--- START Provided data ---

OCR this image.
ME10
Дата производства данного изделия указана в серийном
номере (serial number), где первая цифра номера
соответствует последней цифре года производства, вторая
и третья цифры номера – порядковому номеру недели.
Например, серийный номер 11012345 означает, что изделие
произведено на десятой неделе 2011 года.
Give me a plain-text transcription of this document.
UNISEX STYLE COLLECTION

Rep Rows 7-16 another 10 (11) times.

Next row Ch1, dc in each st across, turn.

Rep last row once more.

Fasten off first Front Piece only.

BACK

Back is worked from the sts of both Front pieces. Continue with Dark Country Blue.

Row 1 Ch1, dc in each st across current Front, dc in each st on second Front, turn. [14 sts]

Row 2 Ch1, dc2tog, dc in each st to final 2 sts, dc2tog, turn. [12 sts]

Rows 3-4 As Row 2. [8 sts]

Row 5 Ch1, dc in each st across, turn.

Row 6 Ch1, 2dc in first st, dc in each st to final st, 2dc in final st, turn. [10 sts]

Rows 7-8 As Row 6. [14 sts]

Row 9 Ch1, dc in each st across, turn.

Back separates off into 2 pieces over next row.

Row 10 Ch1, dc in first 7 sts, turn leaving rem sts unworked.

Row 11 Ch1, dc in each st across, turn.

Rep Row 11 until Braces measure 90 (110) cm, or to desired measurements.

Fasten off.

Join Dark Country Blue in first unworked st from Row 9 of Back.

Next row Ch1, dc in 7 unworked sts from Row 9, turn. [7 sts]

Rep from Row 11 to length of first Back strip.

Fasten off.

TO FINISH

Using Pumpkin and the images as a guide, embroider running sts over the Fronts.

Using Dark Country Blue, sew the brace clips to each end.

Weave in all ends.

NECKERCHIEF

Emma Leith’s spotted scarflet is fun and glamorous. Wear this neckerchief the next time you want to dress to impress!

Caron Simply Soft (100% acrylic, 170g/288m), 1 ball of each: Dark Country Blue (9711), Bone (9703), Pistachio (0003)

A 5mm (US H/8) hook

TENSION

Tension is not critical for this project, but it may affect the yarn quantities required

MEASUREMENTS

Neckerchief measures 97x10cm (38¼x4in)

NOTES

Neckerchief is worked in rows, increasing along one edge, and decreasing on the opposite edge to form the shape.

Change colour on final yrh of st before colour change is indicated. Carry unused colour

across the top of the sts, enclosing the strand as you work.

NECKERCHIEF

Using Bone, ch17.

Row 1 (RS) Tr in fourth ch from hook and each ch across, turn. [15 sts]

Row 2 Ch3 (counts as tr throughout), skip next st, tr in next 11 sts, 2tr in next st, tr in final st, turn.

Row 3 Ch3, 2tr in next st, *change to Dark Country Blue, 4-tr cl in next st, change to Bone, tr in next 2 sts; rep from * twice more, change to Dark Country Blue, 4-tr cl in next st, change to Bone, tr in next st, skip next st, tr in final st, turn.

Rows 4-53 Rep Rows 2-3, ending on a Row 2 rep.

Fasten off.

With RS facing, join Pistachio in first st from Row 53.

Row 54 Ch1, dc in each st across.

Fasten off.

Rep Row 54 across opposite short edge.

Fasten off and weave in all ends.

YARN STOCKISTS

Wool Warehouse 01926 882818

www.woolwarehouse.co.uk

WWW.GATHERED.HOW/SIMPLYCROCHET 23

--- END Provided data ---

What is needed:
Write the material out again in its entirety, exactly as shown.

Result of this task:
OCR this image.
ME10
Дата производства данного изделия указана в серийном
номере (serial number), где первая цифра номера
соответствует последней цифре года производства, вторая
и третья цифры номера – порядковому номеру недели.
Например, серийный номер 11012345 означает, что изделие
произведено на десятой неделе 2011 года.
Give me a plain-text transcription of this document.
UNISEX STYLE COLLECTION

Rep Rows 7-16 another 10 (11) times.

Next row Ch1, dc in each st across, turn.

Rep last row once more.

Fasten off first Front Piece only.

BACK

Back is worked from the sts of both Front pieces. Continue with Dark Country Blue.

Row 1 Ch1, dc in each st across current Front, dc in each st on second Front, turn. [14 sts]

Row 2 Ch1, dc2tog, dc in each st to final 2 sts, dc2tog, turn. [12 sts]

Rows 3-4 As Row 2. [8 sts]

Row 5 Ch1, dc in each st across, turn.

Row 6 Ch1, 2dc in first st, dc in each st to final st, 2dc in final st, turn. [10 sts]

Rows 7-8 As Row 6. [14 sts]

Row 9 Ch1, dc in each st across, turn.

Back separates off into 2 pieces over next row.

Row 10 Ch1, dc in first 7 sts, turn leaving rem sts unworked.

Row 11 Ch1, dc in each st across, turn.

Rep Row 11 until Braces measure 90 (110) cm, or to desired measurements.

Fasten off.

Join Dark Country Blue in first unworked st from Row 9 of Back.

Next row Ch1, dc in 7 unworked sts from Row 9, turn. [7 sts]

Rep from Row 11 to length of first Back strip.

Fasten off.

TO FINISH

Using Pumpkin and the images as a guide, embroider running sts over the Fronts.

Using Dark Country Blue, sew the brace clips to each end.

Weave in all ends.

NECKERCHIEF

Emma Leith’s spotted scarflet is fun and glamorous. Wear this neckerchief the next time you want to dress to impress!

Caron Simply Soft (100% acrylic, 170g/288m), 1 ball of each: Dark Country Blue (9711), Bone (9703), Pistachio (0003)

A 5mm (US H/8) hook

TENSION

Tension is not critical for this project, but it may affect the yarn quantities required

MEASUREMENTS

Neckerchief measures 97x10cm (38¼x4in)

NOTES

Neckerchief is worked in rows, increasing along one edge, and decreasing on the opposite edge to form the shape.

Change colour on final yrh of st before colour change is indicated. Carry unused colour

across the top of the sts, enclosing the strand as you work.

NECKERCHIEF

Using Bone, ch17.

Row 1 (RS) Tr in fourth ch from hook and each ch across, turn. [15 sts]

Row 2 Ch3 (counts as tr throughout), skip next st, tr in next 11 sts, 2tr in next st, tr in final st, turn.

Row 3 Ch3, 2tr in next st, *change to Dark Country Blue, 4-tr cl in next st, change to Bone, tr in next 2 sts; rep from * twice more, change to Dark Country Blue, 4-tr cl in next st, change to Bone, tr in next st, skip next st, tr in final st, turn.

Rows 4-53 Rep Rows 2-3, ending on a Row 2 rep.

Fasten off.

With RS facing, join Pistachio in first st from Row 53.

Row 54 Ch1, dc in each st across.

Fasten off.

Rep Row 54 across opposite short edge.

Fasten off and weave in all ends.

YARN STOCKISTS

Wool Warehouse 01926 882818

www.woolwarehouse.co.uk

WWW.GATHERED.HOW/SIMPLYCROCHET 23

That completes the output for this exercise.